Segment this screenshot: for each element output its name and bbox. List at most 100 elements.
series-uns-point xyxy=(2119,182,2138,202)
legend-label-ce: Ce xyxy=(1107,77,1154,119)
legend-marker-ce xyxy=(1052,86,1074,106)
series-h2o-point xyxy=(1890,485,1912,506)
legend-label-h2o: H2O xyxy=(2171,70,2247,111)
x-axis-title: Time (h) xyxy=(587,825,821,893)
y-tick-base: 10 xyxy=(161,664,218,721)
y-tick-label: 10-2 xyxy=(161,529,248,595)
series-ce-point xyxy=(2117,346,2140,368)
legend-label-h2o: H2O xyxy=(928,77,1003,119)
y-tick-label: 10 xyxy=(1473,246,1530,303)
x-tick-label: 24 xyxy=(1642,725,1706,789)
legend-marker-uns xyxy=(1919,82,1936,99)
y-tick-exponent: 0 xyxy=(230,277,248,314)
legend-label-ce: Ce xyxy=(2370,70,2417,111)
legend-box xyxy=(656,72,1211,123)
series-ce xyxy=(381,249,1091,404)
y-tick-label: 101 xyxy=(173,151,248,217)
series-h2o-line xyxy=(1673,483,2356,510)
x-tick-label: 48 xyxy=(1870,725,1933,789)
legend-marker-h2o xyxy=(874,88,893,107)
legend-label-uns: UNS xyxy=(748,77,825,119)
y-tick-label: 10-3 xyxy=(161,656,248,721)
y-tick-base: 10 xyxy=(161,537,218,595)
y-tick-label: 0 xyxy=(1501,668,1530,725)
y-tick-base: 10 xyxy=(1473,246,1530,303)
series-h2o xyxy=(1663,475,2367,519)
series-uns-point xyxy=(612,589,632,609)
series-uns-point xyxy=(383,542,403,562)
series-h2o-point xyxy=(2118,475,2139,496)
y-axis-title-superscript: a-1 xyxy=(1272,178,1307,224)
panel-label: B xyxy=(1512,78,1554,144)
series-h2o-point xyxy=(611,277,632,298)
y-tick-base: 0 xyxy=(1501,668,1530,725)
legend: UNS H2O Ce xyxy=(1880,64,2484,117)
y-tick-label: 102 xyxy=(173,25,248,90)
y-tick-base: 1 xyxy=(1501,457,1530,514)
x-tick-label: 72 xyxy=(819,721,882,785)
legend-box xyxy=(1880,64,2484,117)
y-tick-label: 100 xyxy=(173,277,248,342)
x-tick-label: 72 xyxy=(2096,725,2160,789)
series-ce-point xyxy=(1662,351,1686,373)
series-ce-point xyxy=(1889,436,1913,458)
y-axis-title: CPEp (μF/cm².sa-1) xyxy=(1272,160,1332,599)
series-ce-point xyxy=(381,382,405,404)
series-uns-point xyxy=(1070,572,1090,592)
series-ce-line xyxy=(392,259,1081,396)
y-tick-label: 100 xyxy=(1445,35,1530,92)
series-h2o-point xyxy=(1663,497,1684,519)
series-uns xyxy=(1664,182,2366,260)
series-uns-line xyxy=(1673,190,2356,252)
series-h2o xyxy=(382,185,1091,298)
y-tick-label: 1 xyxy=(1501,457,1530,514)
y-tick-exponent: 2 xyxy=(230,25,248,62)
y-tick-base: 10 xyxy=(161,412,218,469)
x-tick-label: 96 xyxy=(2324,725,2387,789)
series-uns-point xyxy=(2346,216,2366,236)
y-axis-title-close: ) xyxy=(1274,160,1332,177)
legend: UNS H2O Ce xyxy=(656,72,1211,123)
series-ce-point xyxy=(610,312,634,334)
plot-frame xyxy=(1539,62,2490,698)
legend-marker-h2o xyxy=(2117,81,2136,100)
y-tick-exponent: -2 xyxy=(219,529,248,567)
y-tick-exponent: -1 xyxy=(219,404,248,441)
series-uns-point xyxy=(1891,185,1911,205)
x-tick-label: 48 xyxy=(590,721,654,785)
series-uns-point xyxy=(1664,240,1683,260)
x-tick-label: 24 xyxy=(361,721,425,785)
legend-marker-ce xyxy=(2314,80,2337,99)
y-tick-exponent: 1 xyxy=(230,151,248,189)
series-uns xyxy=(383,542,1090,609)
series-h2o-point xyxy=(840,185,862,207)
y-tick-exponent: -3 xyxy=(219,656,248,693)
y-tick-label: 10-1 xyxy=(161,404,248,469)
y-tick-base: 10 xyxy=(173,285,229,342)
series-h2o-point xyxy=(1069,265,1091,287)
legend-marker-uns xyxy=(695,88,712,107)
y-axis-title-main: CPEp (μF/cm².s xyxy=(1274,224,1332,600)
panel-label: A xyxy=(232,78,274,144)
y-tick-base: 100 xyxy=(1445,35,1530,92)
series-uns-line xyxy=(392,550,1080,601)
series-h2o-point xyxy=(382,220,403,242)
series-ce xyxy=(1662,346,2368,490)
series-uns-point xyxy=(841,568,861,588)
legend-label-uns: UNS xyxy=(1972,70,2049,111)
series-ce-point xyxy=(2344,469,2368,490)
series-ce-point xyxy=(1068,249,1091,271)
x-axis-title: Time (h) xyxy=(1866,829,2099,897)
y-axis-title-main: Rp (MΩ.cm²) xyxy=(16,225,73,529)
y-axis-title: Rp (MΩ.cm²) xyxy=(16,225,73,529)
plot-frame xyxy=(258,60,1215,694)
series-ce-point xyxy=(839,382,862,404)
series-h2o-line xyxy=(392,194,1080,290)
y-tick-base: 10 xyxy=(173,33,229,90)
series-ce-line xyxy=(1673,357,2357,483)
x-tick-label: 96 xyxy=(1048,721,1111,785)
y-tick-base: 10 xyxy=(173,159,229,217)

++++++

▶ [Task brief]: Give back every line of the listing above unchanged and in the same order.

▶ [Answer for the task]:
Segment this screenshot: for each element output its name and bbox. List at most 100 elements.
series-uns-point xyxy=(2119,182,2138,202)
legend-label-ce: Ce xyxy=(1107,77,1154,119)
legend-marker-ce xyxy=(1052,86,1074,106)
series-h2o-point xyxy=(1890,485,1912,506)
legend-label-h2o: H2O xyxy=(2171,70,2247,111)
x-axis-title: Time (h) xyxy=(587,825,821,893)
y-tick-base: 10 xyxy=(161,664,218,721)
y-tick-label: 10-2 xyxy=(161,529,248,595)
series-ce-point xyxy=(2117,346,2140,368)
legend-label-h2o: H2O xyxy=(928,77,1003,119)
y-tick-label: 10 xyxy=(1473,246,1530,303)
x-tick-label: 24 xyxy=(1642,725,1706,789)
legend-marker-uns xyxy=(1919,82,1936,99)
y-tick-exponent: 0 xyxy=(230,277,248,314)
legend-label-ce: Ce xyxy=(2370,70,2417,111)
legend-box xyxy=(656,72,1211,123)
series-ce xyxy=(381,249,1091,404)
y-tick-label: 101 xyxy=(173,151,248,217)
series-h2o-line xyxy=(1673,483,2356,510)
x-tick-label: 48 xyxy=(1870,725,1933,789)
legend-marker-h2o xyxy=(874,88,893,107)
legend-label-uns: UNS xyxy=(748,77,825,119)
y-tick-label: 10-3 xyxy=(161,656,248,721)
y-tick-base: 10 xyxy=(161,537,218,595)
y-tick-label: 0 xyxy=(1501,668,1530,725)
y-tick-base: 10 xyxy=(1473,246,1530,303)
series-h2o xyxy=(1663,475,2367,519)
series-uns-point xyxy=(612,589,632,609)
series-uns-point xyxy=(383,542,403,562)
series-h2o-point xyxy=(2118,475,2139,496)
y-axis-title-superscript: a-1 xyxy=(1272,178,1307,224)
panel-label: B xyxy=(1512,78,1554,144)
series-h2o-point xyxy=(611,277,632,298)
y-tick-base: 0 xyxy=(1501,668,1530,725)
legend: UNS H2O Ce xyxy=(1880,64,2484,117)
y-tick-label: 102 xyxy=(173,25,248,90)
y-tick-base: 1 xyxy=(1501,457,1530,514)
x-tick-label: 72 xyxy=(819,721,882,785)
legend-box xyxy=(1880,64,2484,117)
y-tick-label: 100 xyxy=(173,277,248,342)
x-tick-label: 72 xyxy=(2096,725,2160,789)
series-ce-point xyxy=(1662,351,1686,373)
series-ce-point xyxy=(1889,436,1913,458)
y-axis-title: CPEp (μF/cm².sa-1) xyxy=(1272,160,1332,599)
series-ce-point xyxy=(381,382,405,404)
series-uns-point xyxy=(1070,572,1090,592)
series-ce-line xyxy=(392,259,1081,396)
y-tick-label: 100 xyxy=(1445,35,1530,92)
series-h2o-point xyxy=(1663,497,1684,519)
series-uns xyxy=(1664,182,2366,260)
series-uns-line xyxy=(1673,190,2356,252)
series-h2o xyxy=(382,185,1091,298)
y-tick-label: 1 xyxy=(1501,457,1530,514)
y-tick-exponent: 2 xyxy=(230,25,248,62)
y-tick-base: 10 xyxy=(161,412,218,469)
x-tick-label: 96 xyxy=(2324,725,2387,789)
series-uns-point xyxy=(2346,216,2366,236)
y-axis-title-close: ) xyxy=(1274,160,1332,177)
legend: UNS H2O Ce xyxy=(656,72,1211,123)
series-ce-point xyxy=(610,312,634,334)
plot-frame xyxy=(1539,62,2490,698)
legend-marker-h2o xyxy=(2117,81,2136,100)
y-tick-exponent: -2 xyxy=(219,529,248,567)
y-tick-exponent: -1 xyxy=(219,404,248,441)
series-uns-point xyxy=(1891,185,1911,205)
x-tick-label: 48 xyxy=(590,721,654,785)
series-uns-point xyxy=(1664,240,1683,260)
x-tick-label: 24 xyxy=(361,721,425,785)
legend-marker-ce xyxy=(2314,80,2337,99)
y-tick-exponent: 1 xyxy=(230,151,248,189)
series-uns xyxy=(383,542,1090,609)
series-h2o-point xyxy=(840,185,862,207)
y-tick-exponent: -3 xyxy=(219,656,248,693)
y-tick-label: 10-1 xyxy=(161,404,248,469)
y-tick-base: 10 xyxy=(173,285,229,342)
series-h2o-point xyxy=(1069,265,1091,287)
legend-marker-uns xyxy=(695,88,712,107)
y-axis-title-main: CPEp (μF/cm².s xyxy=(1274,224,1332,600)
panel-label: A xyxy=(232,78,274,144)
y-tick-base: 100 xyxy=(1445,35,1530,92)
series-uns-line xyxy=(392,550,1080,601)
series-h2o-point xyxy=(382,220,403,242)
series-ce xyxy=(1662,346,2368,490)
series-uns-point xyxy=(841,568,861,588)
legend-label-uns: UNS xyxy=(1972,70,2049,111)
series-ce-point xyxy=(2344,469,2368,490)
series-ce-point xyxy=(1068,249,1091,271)
x-axis-title: Time (h) xyxy=(1866,829,2099,897)
y-axis-title-main: Rp (MΩ.cm²) xyxy=(16,225,73,529)
y-axis-title: Rp (MΩ.cm²) xyxy=(16,225,73,529)
plot-frame xyxy=(258,60,1215,694)
series-ce-point xyxy=(839,382,862,404)
series-h2o-line xyxy=(392,194,1080,290)
y-tick-base: 10 xyxy=(173,33,229,90)
series-ce-line xyxy=(1673,357,2357,483)
x-tick-label: 96 xyxy=(1048,721,1111,785)
y-tick-base: 10 xyxy=(173,159,229,217)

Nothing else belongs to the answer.